[DATA EXCERPTS start]

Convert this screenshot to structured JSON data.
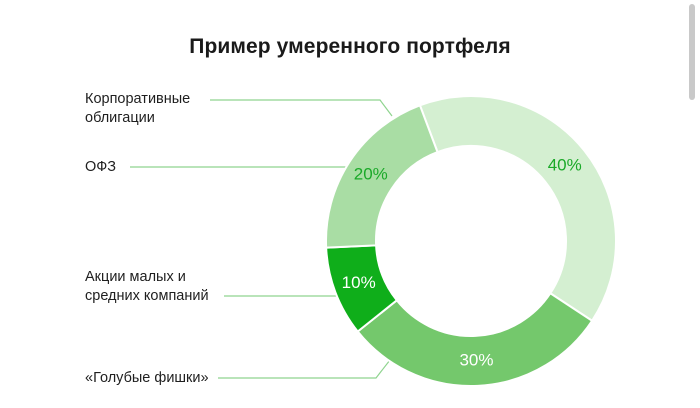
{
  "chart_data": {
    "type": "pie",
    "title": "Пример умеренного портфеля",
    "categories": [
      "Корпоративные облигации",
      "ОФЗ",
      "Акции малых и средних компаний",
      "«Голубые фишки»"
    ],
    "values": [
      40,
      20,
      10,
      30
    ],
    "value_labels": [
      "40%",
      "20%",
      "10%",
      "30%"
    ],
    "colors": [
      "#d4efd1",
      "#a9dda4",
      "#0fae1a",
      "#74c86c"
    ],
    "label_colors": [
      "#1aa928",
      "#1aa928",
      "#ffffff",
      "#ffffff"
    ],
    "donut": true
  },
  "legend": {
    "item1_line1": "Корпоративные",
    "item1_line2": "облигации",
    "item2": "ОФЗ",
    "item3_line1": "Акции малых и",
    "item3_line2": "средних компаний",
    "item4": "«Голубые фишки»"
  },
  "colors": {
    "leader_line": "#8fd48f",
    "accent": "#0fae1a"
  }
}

[DATA EXCERPTS end]

▶ [GOAL]: Scan the listing above for the word "Корпоративные" and copy every line that holds it.

▶ [ANSWER TO THIS TASK]:
      "Корпоративные облигации",
    "item1_line1": "Корпоративные",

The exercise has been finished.